──────── INFORMATION GIVEN
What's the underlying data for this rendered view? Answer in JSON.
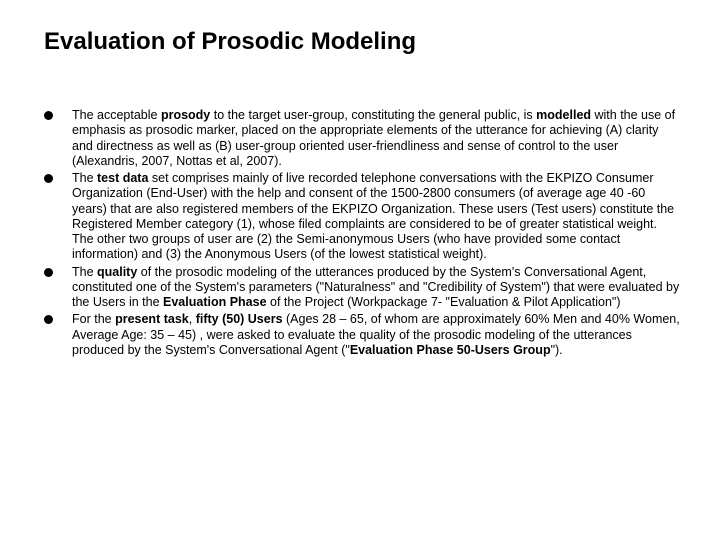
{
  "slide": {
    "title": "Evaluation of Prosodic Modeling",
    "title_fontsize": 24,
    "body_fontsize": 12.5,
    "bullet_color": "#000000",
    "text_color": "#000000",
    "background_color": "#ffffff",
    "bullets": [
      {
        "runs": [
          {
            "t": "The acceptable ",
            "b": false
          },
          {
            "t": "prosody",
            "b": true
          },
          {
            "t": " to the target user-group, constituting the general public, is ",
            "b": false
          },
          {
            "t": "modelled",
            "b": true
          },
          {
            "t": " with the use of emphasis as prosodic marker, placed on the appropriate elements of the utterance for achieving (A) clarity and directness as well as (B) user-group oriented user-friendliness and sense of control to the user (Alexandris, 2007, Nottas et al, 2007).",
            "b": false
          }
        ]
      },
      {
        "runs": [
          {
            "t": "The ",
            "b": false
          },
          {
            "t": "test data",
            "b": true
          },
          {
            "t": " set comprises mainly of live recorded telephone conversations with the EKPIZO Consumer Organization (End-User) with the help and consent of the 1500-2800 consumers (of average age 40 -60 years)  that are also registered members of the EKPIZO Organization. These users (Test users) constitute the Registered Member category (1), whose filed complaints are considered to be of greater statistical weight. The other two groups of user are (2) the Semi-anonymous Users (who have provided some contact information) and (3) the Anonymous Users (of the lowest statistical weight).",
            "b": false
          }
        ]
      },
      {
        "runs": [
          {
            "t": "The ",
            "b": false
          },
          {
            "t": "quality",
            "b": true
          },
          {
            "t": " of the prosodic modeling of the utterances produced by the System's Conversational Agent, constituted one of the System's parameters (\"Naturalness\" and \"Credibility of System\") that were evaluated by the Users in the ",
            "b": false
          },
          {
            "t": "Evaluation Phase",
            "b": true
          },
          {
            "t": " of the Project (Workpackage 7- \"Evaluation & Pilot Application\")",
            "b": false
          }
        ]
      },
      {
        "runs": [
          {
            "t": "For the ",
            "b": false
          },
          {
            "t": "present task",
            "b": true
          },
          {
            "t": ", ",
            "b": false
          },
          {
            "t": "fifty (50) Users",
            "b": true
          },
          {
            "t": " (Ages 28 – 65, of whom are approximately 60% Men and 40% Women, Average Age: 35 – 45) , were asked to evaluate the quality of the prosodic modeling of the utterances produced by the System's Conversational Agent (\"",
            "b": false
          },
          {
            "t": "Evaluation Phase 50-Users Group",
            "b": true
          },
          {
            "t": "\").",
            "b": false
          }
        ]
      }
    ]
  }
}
────────────────
──────── INFORMATION GIVEN
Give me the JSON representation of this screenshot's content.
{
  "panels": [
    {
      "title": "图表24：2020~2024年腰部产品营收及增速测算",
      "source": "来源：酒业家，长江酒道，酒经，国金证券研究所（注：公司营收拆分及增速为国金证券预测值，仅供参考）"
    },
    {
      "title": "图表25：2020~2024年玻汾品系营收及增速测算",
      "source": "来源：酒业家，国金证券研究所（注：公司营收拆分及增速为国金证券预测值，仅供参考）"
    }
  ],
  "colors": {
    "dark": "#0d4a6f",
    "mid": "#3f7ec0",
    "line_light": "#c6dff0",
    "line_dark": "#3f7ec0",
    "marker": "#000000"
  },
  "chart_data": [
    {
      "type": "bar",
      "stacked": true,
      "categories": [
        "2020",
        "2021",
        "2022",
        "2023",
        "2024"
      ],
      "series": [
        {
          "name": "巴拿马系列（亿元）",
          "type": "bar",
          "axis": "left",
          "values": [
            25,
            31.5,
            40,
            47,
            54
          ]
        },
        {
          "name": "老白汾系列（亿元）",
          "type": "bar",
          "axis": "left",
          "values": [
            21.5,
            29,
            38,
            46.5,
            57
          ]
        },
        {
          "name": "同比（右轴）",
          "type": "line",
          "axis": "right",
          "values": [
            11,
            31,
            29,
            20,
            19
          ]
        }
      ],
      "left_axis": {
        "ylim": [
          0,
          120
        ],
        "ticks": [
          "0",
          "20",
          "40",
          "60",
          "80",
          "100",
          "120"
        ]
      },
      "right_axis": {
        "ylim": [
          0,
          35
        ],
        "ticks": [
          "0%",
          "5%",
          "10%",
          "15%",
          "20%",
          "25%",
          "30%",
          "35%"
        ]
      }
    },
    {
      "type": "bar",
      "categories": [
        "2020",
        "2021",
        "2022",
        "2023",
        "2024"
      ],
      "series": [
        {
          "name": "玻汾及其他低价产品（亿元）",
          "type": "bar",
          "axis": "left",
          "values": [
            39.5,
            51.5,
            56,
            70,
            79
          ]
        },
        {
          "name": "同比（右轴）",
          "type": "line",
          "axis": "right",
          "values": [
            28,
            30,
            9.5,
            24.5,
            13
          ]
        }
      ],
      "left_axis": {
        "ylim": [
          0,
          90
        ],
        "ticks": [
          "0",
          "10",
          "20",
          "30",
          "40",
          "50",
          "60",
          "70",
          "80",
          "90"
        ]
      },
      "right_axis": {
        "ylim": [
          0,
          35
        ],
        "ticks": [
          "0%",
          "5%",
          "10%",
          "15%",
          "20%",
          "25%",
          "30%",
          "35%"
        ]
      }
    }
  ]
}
────────────────
Using the listing above, show every line that includes the string "name".

REPLY TO THE TASK:
          "name": "巴拿马系列（亿元）",
          "name": "老白汾系列（亿元）",
          "name": "同比（右轴）",
          "name": "玻汾及其他低价产品（亿元）",
          "name": "同比（右轴）",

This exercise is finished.